_Figure collection entries:_

• • • • •

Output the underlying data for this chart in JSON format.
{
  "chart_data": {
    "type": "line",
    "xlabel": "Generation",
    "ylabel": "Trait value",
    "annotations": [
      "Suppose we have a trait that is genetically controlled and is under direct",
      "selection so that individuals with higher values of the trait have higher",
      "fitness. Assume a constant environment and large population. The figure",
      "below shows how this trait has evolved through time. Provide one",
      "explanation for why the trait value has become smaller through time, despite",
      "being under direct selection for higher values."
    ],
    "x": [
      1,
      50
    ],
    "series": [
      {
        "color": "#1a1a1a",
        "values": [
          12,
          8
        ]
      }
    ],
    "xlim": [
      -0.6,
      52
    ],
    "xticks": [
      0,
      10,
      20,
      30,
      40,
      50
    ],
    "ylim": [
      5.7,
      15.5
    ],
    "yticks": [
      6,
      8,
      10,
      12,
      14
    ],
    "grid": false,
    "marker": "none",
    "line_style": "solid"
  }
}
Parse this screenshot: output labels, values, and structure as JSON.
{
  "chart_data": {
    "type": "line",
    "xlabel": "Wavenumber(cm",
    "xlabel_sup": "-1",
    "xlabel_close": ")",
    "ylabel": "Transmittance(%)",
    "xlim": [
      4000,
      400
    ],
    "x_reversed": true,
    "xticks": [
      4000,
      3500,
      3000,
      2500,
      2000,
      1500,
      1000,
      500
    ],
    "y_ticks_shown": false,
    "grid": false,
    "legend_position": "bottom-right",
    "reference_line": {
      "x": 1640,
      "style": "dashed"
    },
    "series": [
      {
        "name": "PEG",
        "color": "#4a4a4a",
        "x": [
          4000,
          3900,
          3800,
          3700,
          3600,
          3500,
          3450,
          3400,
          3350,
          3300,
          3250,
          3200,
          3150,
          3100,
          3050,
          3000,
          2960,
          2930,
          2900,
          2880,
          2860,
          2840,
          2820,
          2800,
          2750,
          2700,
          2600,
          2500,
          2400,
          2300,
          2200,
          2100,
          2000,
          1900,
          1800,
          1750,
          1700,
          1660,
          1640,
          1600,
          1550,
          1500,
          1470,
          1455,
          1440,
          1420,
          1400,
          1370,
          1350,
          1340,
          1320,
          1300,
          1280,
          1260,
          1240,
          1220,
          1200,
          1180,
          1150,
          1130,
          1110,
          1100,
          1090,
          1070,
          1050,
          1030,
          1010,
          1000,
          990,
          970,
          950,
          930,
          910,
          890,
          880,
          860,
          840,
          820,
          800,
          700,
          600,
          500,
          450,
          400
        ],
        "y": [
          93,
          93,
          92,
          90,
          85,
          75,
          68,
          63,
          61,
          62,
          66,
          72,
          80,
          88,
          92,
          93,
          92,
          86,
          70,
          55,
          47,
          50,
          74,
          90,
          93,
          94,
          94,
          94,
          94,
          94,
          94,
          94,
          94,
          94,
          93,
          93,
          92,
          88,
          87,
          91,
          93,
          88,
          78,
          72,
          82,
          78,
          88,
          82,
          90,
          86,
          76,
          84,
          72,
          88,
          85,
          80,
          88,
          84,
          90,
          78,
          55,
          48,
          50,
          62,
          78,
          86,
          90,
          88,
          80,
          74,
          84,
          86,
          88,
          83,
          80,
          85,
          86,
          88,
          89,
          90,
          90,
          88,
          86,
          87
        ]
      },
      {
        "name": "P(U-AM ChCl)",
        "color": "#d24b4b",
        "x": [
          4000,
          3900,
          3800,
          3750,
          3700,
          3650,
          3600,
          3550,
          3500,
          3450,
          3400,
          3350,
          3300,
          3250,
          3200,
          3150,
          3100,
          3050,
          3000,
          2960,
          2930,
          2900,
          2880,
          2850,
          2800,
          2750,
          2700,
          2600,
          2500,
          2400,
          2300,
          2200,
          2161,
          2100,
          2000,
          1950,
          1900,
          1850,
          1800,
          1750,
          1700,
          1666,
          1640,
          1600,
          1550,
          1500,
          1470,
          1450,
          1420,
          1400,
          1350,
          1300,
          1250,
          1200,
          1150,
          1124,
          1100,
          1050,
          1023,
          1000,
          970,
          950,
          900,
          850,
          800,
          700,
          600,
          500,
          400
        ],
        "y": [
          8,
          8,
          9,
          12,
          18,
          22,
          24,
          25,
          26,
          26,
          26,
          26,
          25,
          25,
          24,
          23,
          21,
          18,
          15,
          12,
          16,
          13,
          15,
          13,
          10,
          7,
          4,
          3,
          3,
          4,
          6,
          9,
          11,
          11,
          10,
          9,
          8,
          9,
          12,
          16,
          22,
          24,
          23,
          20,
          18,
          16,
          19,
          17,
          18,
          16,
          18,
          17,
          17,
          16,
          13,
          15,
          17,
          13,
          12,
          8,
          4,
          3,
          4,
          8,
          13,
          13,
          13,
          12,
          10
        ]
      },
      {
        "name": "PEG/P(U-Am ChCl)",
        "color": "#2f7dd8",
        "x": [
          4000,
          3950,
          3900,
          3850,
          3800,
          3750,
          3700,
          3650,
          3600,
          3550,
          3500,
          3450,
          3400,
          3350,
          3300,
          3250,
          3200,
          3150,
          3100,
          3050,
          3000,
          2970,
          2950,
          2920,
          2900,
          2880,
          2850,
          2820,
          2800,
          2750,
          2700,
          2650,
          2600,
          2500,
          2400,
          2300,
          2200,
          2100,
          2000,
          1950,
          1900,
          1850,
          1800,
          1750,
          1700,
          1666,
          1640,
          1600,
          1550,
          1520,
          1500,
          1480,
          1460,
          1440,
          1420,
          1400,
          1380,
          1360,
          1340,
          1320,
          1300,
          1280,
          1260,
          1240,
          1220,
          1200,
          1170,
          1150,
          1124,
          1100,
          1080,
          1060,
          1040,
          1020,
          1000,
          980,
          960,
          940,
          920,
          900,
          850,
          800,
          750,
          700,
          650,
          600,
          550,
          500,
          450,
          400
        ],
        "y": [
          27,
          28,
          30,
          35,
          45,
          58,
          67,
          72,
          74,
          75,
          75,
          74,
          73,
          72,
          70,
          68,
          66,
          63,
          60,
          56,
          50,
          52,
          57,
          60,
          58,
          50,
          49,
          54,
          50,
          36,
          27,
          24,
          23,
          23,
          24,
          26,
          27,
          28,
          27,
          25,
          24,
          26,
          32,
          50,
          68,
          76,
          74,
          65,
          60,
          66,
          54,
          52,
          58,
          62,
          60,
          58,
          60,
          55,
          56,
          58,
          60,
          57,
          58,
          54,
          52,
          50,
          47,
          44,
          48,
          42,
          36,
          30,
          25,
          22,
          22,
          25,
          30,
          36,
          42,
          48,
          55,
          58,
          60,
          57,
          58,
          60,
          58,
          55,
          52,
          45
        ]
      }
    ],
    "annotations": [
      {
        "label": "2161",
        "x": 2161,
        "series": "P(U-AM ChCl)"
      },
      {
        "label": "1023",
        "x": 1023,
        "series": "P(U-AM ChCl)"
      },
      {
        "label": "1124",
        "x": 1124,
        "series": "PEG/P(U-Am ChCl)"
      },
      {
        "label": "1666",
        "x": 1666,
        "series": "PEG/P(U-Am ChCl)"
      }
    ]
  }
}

• • • • •

_EXERCISE TASK:_ Pull every line containing "direct" from the data.

_RIGHT ANSWER:_
      "Suppose we have a trait that is genetically controlled and is under direct",
      "being under direct selection for higher values."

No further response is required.